» Brief:
The records are to be copied in their entirety, exactly as given.

(Dataset items)
——————————

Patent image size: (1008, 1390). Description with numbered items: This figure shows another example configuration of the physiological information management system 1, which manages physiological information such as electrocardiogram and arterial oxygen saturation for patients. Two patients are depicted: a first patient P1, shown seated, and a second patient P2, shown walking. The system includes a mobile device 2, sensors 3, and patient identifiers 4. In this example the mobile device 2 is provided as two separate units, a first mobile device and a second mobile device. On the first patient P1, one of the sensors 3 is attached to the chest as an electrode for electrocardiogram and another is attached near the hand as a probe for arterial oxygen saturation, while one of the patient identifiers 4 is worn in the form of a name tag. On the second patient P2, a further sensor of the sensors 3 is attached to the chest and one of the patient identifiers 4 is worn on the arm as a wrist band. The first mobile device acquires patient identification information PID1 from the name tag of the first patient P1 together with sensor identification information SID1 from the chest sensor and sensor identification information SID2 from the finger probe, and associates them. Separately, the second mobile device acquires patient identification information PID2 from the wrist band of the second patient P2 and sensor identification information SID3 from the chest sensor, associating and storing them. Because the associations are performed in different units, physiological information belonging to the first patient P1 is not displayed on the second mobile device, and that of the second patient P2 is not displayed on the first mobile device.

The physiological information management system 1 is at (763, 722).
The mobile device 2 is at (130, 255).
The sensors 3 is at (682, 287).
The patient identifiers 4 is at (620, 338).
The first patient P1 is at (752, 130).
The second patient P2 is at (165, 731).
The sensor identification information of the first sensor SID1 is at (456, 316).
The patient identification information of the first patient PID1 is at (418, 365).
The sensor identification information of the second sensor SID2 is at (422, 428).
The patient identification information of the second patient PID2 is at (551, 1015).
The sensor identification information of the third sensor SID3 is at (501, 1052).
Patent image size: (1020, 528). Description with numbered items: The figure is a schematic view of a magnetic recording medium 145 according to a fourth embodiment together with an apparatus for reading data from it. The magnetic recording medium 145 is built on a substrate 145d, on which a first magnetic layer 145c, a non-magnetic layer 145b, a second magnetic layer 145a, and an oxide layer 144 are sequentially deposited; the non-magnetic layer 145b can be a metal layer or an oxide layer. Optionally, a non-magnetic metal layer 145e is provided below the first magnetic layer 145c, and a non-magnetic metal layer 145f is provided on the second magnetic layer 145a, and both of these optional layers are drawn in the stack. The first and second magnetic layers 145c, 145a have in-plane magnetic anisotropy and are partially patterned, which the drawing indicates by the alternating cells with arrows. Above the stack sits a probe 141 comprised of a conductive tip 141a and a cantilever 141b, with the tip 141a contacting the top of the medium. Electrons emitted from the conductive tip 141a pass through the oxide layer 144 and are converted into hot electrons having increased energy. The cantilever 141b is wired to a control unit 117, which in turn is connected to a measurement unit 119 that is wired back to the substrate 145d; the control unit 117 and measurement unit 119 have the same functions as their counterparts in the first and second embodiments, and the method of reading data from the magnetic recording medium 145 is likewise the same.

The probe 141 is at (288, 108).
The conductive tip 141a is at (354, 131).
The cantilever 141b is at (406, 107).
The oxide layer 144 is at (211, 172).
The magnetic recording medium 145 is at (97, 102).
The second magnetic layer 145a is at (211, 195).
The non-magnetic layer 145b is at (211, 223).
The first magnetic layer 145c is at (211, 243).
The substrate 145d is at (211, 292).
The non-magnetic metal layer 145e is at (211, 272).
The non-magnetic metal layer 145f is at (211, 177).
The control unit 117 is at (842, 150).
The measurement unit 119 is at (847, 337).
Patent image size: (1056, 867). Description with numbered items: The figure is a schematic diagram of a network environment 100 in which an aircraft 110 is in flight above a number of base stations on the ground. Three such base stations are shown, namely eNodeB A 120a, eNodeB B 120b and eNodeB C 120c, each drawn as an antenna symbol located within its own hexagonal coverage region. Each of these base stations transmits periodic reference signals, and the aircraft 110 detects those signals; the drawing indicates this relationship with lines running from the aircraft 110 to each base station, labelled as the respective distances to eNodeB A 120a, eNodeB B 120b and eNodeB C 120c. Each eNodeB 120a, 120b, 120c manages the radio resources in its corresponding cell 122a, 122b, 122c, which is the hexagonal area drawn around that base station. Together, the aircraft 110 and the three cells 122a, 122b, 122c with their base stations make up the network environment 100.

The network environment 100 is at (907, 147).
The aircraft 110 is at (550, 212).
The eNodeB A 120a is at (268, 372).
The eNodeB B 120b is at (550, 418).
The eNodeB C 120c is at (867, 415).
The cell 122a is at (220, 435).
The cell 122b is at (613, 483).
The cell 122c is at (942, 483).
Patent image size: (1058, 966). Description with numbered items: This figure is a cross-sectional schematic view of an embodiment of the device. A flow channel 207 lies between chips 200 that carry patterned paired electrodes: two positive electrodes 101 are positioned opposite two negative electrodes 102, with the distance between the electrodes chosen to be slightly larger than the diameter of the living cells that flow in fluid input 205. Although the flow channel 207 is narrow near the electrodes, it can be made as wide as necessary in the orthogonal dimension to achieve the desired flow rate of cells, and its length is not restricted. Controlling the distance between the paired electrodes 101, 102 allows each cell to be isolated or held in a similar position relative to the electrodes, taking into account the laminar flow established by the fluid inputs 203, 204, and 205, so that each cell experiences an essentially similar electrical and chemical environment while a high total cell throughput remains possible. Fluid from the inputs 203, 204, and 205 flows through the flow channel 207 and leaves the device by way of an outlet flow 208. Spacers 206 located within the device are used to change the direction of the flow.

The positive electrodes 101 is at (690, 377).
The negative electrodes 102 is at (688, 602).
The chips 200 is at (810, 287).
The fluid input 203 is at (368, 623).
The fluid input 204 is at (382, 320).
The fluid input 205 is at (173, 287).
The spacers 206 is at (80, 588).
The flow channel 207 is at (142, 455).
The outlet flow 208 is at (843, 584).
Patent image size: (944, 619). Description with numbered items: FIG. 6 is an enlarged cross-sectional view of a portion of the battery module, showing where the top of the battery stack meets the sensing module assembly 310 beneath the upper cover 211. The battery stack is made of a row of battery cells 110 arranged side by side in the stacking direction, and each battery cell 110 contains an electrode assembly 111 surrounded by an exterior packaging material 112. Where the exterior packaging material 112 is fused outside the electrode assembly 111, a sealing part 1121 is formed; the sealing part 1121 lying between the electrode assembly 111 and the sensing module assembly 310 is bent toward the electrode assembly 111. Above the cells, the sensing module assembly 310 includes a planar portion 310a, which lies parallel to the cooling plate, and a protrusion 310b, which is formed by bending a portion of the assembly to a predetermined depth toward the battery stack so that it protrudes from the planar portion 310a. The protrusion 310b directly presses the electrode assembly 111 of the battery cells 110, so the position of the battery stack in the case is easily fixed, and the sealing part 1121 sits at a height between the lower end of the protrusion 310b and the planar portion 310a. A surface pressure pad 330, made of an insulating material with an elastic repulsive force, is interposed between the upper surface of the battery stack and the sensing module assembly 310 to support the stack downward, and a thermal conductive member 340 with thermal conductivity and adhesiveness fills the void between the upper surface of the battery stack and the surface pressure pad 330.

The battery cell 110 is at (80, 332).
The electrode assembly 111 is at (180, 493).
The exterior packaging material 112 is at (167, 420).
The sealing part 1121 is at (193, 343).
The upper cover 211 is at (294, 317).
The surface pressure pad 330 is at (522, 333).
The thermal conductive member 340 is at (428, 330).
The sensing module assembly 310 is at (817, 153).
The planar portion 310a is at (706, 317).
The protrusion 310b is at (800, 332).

——————————

» Written solution:
Patent image size: (1008, 1390). Description with numbered items: This figure shows another example configuration of the physiological information management system 1, which manages physiological information such as electrocardiogram and arterial oxygen saturation for patients. Two patients are depicted: a first patient P1, shown seated, and a second patient P2, shown walking. The system includes a mobile device 2, sensors 3, and patient identifiers 4. In this example the mobile device 2 is provided as two separate units, a first mobile device and a second mobile device. On the first patient P1, one of the sensors 3 is attached to the chest as an electrode for electrocardiogram and another is attached near the hand as a probe for arterial oxygen saturation, while one of the patient identifiers 4 is worn in the form of a name tag. On the second patient P2, a further sensor of the sensors 3 is attached to the chest and one of the patient identifiers 4 is worn on the arm as a wrist band. The first mobile device acquires patient identification information PID1 from the name tag of the first patient P1 together with sensor identification information SID1 from the chest sensor and sensor identification information SID2 from the finger probe, and associates them. Separately, the second mobile device acquires patient identification information PID2 from the wrist band of the second patient P2 and sensor identification information SID3 from the chest sensor, associating and storing them. Because the associations are performed in different units, physiological information belonging to the first patient P1 is not displayed on the second mobile device, and that of the second patient P2 is not displayed on the first mobile device.

The physiological information management system 1 is at (763, 722).
The mobile device 2 is at (130, 255).
The sensors 3 is at (682, 287).
The patient identifiers 4 is at (620, 338).
The first patient P1 is at (752, 130).
The second patient P2 is at (165, 731).
The sensor identification information of the first sensor SID1 is at (456, 316).
The patient identification information of the first patient PID1 is at (418, 365).
The sensor identification information of the second sensor SID2 is at (422, 428).
The patient identification information of the second patient PID2 is at (551, 1015).
The sensor identification information of the third sensor SID3 is at (501, 1052).
Patent image size: (1020, 528). Description with numbered items: The figure is a schematic view of a magnetic recording medium 145 according to a fourth embodiment together with an apparatus for reading data from it. The magnetic recording medium 145 is built on a substrate 145d, on which a first magnetic layer 145c, a non-magnetic layer 145b, a second magnetic layer 145a, and an oxide layer 144 are sequentially deposited; the non-magnetic layer 145b can be a metal layer or an oxide layer. Optionally, a non-magnetic metal layer 145e is provided below the first magnetic layer 145c, and a non-magnetic metal layer 145f is provided on the second magnetic layer 145a, and both of these optional layers are drawn in the stack. The first and second magnetic layers 145c, 145a have in-plane magnetic anisotropy and are partially patterned, which the drawing indicates by the alternating cells with arrows. Above the stack sits a probe 141 comprised of a conductive tip 141a and a cantilever 141b, with the tip 141a contacting the top of the medium. Electrons emitted from the conductive tip 141a pass through the oxide layer 144 and are converted into hot electrons having increased energy. The cantilever 141b is wired to a control unit 117, which in turn is connected to a measurement unit 119 that is wired back to the substrate 145d; the control unit 117 and measurement unit 119 have the same functions as their counterparts in the first and second embodiments, and the method of reading data from the magnetic recording medium 145 is likewise the same.

The probe 141 is at (288, 108).
The conductive tip 141a is at (354, 131).
The cantilever 141b is at (406, 107).
The oxide layer 144 is at (211, 172).
The magnetic recording medium 145 is at (97, 102).
The second magnetic layer 145a is at (211, 195).
The non-magnetic layer 145b is at (211, 223).
The first magnetic layer 145c is at (211, 243).
The substrate 145d is at (211, 292).
The non-magnetic metal layer 145e is at (211, 272).
The non-magnetic metal layer 145f is at (211, 177).
The control unit 117 is at (842, 150).
The measurement unit 119 is at (847, 337).
Patent image size: (1056, 867). Description with numbered items: The figure is a schematic diagram of a network environment 100 in which an aircraft 110 is in flight above a number of base stations on the ground. Three such base stations are shown, namely eNodeB A 120a, eNodeB B 120b and eNodeB C 120c, each drawn as an antenna symbol located within its own hexagonal coverage region. Each of these base stations transmits periodic reference signals, and the aircraft 110 detects those signals; the drawing indicates this relationship with lines running from the aircraft 110 to each base station, labelled as the respective distances to eNodeB A 120a, eNodeB B 120b and eNodeB C 120c. Each eNodeB 120a, 120b, 120c manages the radio resources in its corresponding cell 122a, 122b, 122c, which is the hexagonal area drawn around that base station. Together, the aircraft 110 and the three cells 122a, 122b, 122c with their base stations make up the network environment 100.

The network environment 100 is at (907, 147).
The aircraft 110 is at (550, 212).
The eNodeB A 120a is at (268, 372).
The eNodeB B 120b is at (550, 418).
The eNodeB C 120c is at (867, 415).
The cell 122a is at (220, 435).
The cell 122b is at (613, 483).
The cell 122c is at (942, 483).
Patent image size: (1058, 966). Description with numbered items: This figure is a cross-sectional schematic view of an embodiment of the device. A flow channel 207 lies between chips 200 that carry patterned paired electrodes: two positive electrodes 101 are positioned opposite two negative electrodes 102, with the distance between the electrodes chosen to be slightly larger than the diameter of the living cells that flow in fluid input 205. Although the flow channel 207 is narrow near the electrodes, it can be made as wide as necessary in the orthogonal dimension to achieve the desired flow rate of cells, and its length is not restricted. Controlling the distance between the paired electrodes 101, 102 allows each cell to be isolated or held in a similar position relative to the electrodes, taking into account the laminar flow established by the fluid inputs 203, 204, and 205, so that each cell experiences an essentially similar electrical and chemical environment while a high total cell throughput remains possible. Fluid from the inputs 203, 204, and 205 flows through the flow channel 207 and leaves the device by way of an outlet flow 208. Spacers 206 located within the device are used to change the direction of the flow.

The positive electrodes 101 is at (690, 377).
The negative electrodes 102 is at (688, 602).
The chips 200 is at (810, 287).
The fluid input 203 is at (368, 623).
The fluid input 204 is at (382, 320).
The fluid input 205 is at (173, 287).
The spacers 206 is at (80, 588).
The flow channel 207 is at (142, 455).
The outlet flow 208 is at (843, 584).
Patent image size: (944, 619). Description with numbered items: FIG. 6 is an enlarged cross-sectional view of a portion of the battery module, showing where the top of the battery stack meets the sensing module assembly 310 beneath the upper cover 211. The battery stack is made of a row of battery cells 110 arranged side by side in the stacking direction, and each battery cell 110 contains an electrode assembly 111 surrounded by an exterior packaging material 112. Where the exterior packaging material 112 is fused outside the electrode assembly 111, a sealing part 1121 is formed; the sealing part 1121 lying between the electrode assembly 111 and the sensing module assembly 310 is bent toward the electrode assembly 111. Above the cells, the sensing module assembly 310 includes a planar portion 310a, which lies parallel to the cooling plate, and a protrusion 310b, which is formed by bending a portion of the assembly to a predetermined depth toward the battery stack so that it protrudes from the planar portion 310a. The protrusion 310b directly presses the electrode assembly 111 of the battery cells 110, so the position of the battery stack in the case is easily fixed, and the sealing part 1121 sits at a height between the lower end of the protrusion 310b and the planar portion 310a. A surface pressure pad 330, made of an insulating material with an elastic repulsive force, is interposed between the upper surface of the battery stack and the sensing module assembly 310 to support the stack downward, and a thermal conductive member 340 with thermal conductivity and adhesiveness fills the void between the upper surface of the battery stack and the surface pressure pad 330.

The battery cell 110 is at (80, 332).
The electrode assembly 111 is at (180, 493).
The exterior packaging material 112 is at (167, 420).
The sealing part 1121 is at (193, 343).
The upper cover 211 is at (294, 317).
The surface pressure pad 330 is at (522, 333).
The thermal conductive member 340 is at (428, 330).
The sensing module assembly 310 is at (817, 153).
The planar portion 310a is at (706, 317).
The protrusion 310b is at (800, 332).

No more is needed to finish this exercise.